§ MATERIAL TO PROCESS
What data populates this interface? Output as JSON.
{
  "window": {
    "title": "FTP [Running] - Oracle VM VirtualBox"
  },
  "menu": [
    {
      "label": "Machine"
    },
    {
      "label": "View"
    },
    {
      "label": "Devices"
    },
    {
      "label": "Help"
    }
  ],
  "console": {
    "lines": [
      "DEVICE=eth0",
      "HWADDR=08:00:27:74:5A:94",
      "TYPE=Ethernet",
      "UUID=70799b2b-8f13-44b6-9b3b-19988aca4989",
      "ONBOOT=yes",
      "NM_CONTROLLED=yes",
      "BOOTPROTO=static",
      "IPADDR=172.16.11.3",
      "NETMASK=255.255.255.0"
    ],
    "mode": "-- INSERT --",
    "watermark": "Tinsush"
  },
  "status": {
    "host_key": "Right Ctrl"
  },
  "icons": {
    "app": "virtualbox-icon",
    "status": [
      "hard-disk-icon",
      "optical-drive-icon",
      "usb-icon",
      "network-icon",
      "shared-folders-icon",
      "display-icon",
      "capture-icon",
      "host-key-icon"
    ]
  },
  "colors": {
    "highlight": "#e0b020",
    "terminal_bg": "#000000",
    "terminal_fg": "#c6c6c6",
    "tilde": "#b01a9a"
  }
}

§ STATED EXERCISE
Your task is to output the full set of records exactly as presented.

§ ANSWER IN FULL
What data populates this interface? Output as JSON.
{
  "window": {
    "title": "FTP [Running] - Oracle VM VirtualBox"
  },
  "menu": [
    {
      "label": "Machine"
    },
    {
      "label": "View"
    },
    {
      "label": "Devices"
    },
    {
      "label": "Help"
    }
  ],
  "console": {
    "lines": [
      "DEVICE=eth0",
      "HWADDR=08:00:27:74:5A:94",
      "TYPE=Ethernet",
      "UUID=70799b2b-8f13-44b6-9b3b-19988aca4989",
      "ONBOOT=yes",
      "NM_CONTROLLED=yes",
      "BOOTPROTO=static",
      "IPADDR=172.16.11.3",
      "NETMASK=255.255.255.0"
    ],
    "mode": "-- INSERT --",
    "watermark": "Tinsush"
  },
  "status": {
    "host_key": "Right Ctrl"
  },
  "icons": {
    "app": "virtualbox-icon",
    "status": [
      "hard-disk-icon",
      "optical-drive-icon",
      "usb-icon",
      "network-icon",
      "shared-folders-icon",
      "display-icon",
      "capture-icon",
      "host-key-icon"
    ]
  },
  "colors": {
    "highlight": "#e0b020",
    "terminal_bg": "#000000",
    "terminal_fg": "#c6c6c6",
    "tilde": "#b01a9a"
  }
}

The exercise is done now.